- What needs to be done: Output the lines of the entries below beginning at the one with "Give me the" and ending with the last, exactly as written and without pictures.
====== Input for this task ======
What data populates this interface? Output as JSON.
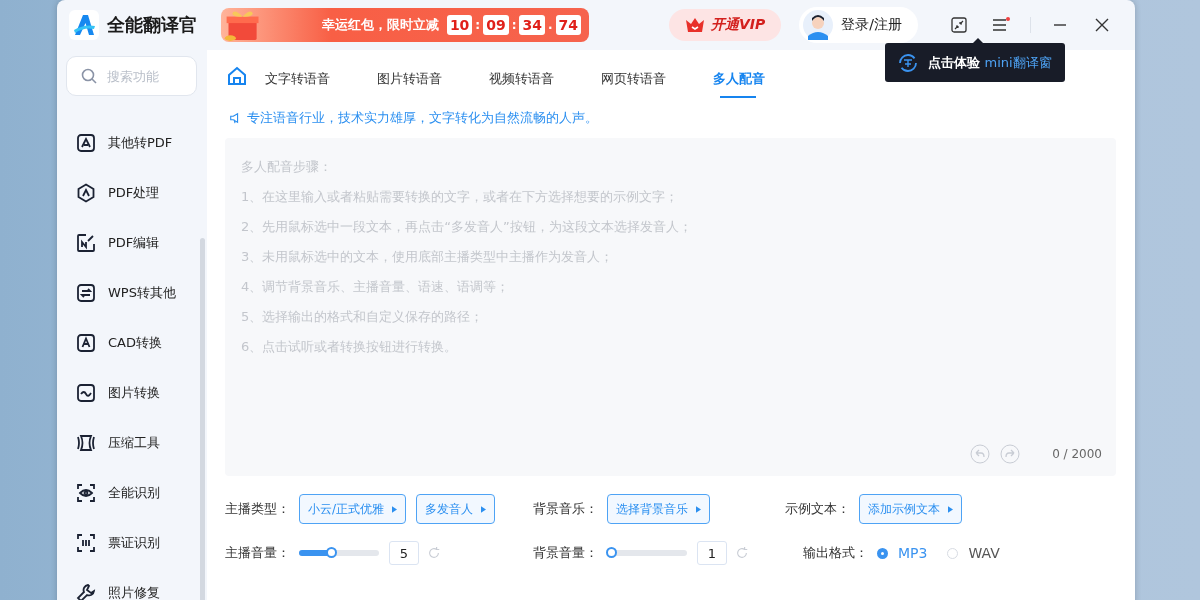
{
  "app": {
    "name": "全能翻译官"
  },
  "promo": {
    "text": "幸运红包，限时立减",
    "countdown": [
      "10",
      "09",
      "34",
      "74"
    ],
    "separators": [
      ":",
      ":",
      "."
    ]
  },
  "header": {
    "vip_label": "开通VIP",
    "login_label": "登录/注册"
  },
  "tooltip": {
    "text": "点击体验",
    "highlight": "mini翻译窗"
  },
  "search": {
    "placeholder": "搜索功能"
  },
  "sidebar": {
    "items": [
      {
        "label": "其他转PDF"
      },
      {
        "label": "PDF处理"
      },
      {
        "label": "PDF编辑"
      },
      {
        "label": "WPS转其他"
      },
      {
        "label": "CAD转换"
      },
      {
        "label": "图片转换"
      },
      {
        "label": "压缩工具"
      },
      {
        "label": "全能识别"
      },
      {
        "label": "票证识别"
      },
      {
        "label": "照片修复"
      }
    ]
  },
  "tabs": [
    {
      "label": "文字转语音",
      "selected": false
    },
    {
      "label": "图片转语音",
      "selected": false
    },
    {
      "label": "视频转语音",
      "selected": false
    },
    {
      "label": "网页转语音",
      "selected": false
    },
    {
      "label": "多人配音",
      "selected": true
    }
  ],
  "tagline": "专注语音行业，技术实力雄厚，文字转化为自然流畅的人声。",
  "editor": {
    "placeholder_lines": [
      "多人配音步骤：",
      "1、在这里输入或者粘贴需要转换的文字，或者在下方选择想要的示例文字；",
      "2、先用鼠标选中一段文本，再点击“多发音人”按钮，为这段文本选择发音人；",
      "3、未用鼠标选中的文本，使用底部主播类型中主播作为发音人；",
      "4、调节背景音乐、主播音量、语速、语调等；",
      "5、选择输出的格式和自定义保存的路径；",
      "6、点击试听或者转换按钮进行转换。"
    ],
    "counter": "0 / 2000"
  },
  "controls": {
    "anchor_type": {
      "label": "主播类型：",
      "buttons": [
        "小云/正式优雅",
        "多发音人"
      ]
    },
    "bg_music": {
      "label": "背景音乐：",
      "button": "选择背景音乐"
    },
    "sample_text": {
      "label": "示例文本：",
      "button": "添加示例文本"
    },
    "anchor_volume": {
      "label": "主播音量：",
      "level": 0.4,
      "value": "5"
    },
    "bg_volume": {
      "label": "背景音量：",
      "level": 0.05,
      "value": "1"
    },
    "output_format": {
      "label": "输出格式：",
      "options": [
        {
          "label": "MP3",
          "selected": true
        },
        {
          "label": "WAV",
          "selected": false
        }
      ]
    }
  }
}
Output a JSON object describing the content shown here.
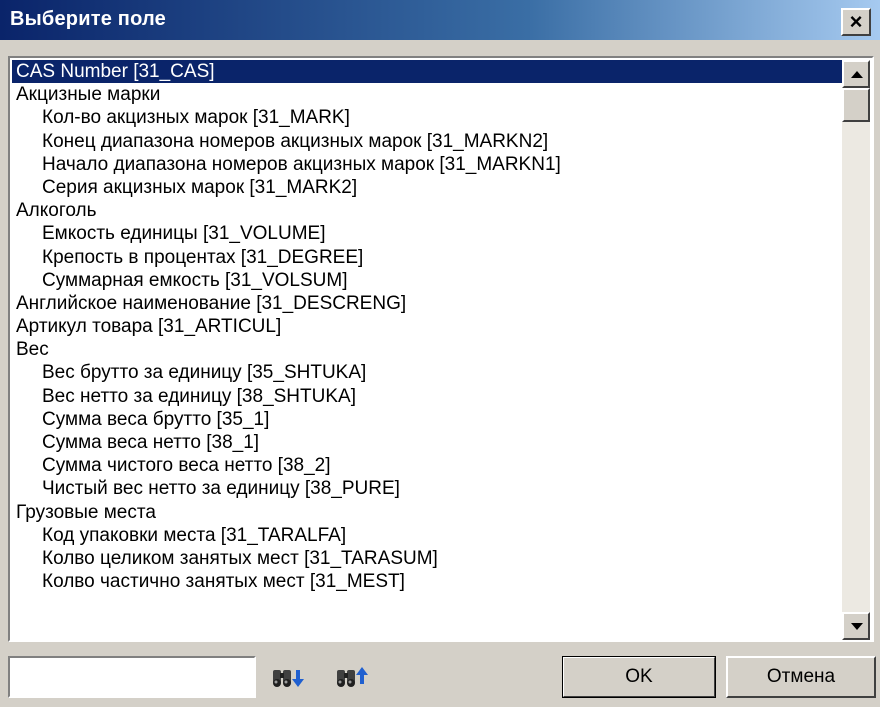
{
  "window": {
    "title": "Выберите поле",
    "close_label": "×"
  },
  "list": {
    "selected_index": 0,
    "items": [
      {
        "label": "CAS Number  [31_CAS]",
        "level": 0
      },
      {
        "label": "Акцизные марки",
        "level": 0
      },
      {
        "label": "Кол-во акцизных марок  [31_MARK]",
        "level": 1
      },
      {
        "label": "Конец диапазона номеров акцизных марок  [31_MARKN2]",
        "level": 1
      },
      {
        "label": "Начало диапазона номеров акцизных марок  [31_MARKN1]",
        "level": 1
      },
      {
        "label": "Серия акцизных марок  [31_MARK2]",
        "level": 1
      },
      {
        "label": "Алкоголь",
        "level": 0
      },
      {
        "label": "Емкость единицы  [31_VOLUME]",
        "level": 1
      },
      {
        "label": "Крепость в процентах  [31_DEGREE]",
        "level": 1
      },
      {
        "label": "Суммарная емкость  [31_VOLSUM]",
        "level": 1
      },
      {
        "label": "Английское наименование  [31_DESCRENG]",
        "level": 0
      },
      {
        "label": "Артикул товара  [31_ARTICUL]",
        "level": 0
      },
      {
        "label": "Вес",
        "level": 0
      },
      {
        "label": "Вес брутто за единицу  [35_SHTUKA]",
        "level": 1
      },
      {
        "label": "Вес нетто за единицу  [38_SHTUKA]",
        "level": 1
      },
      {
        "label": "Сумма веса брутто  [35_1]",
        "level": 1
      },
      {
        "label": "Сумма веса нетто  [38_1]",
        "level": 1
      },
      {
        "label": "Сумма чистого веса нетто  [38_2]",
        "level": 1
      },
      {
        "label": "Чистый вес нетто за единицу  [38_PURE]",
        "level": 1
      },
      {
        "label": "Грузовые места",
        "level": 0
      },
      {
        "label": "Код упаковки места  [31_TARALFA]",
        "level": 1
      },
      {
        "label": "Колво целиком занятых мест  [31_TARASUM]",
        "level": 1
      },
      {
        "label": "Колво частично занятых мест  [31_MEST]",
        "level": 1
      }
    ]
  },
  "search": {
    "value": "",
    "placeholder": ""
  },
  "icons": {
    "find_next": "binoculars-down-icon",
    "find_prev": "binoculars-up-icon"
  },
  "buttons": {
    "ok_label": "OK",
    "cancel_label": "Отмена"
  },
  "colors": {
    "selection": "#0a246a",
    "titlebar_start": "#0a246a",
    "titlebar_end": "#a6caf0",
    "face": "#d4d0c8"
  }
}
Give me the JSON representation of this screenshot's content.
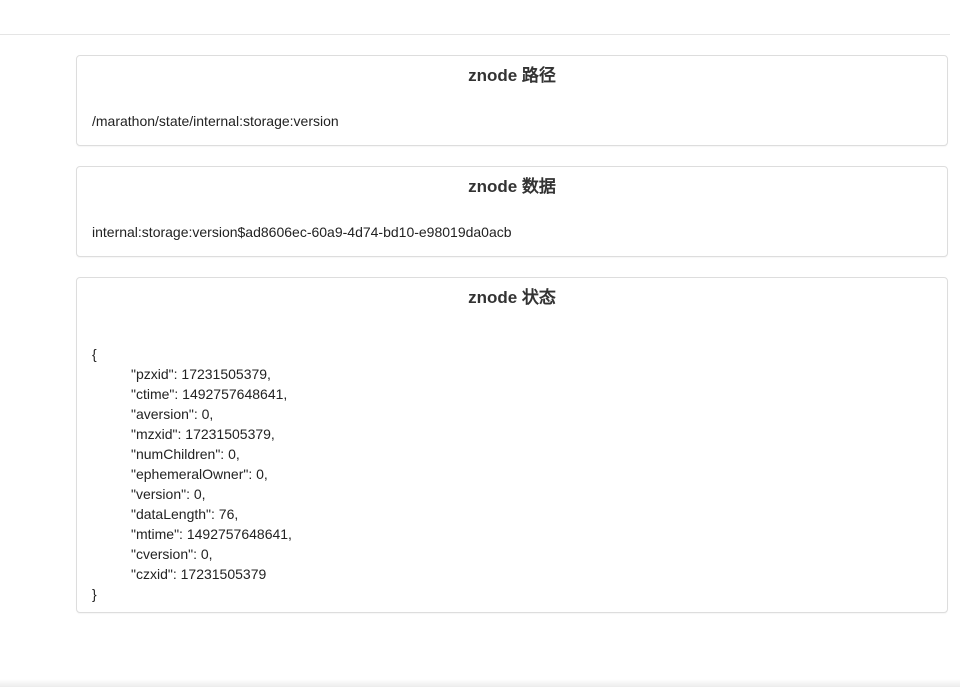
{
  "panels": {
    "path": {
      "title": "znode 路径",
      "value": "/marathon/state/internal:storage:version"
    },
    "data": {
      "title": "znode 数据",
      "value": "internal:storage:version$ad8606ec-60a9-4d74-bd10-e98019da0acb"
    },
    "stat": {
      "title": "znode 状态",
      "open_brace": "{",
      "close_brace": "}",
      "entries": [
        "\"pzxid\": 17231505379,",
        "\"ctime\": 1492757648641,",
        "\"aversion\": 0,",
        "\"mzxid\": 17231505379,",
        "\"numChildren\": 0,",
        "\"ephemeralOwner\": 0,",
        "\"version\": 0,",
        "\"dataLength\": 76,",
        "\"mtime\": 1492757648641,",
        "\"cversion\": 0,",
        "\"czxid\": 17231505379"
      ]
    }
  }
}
======
- Correct answer:
Give me the JSON representation of this screenshot's content.
{
  "panels": {
    "path": {
      "title": "znode 路径",
      "value": "/marathon/state/internal:storage:version"
    },
    "data": {
      "title": "znode 数据",
      "value": "internal:storage:version$ad8606ec-60a9-4d74-bd10-e98019da0acb"
    },
    "stat": {
      "title": "znode 状态",
      "open_brace": "{",
      "close_brace": "}",
      "entries": [
        "\"pzxid\": 17231505379,",
        "\"ctime\": 1492757648641,",
        "\"aversion\": 0,",
        "\"mzxid\": 17231505379,",
        "\"numChildren\": 0,",
        "\"ephemeralOwner\": 0,",
        "\"version\": 0,",
        "\"dataLength\": 76,",
        "\"mtime\": 1492757648641,",
        "\"cversion\": 0,",
        "\"czxid\": 17231505379"
      ]
    }
  }
}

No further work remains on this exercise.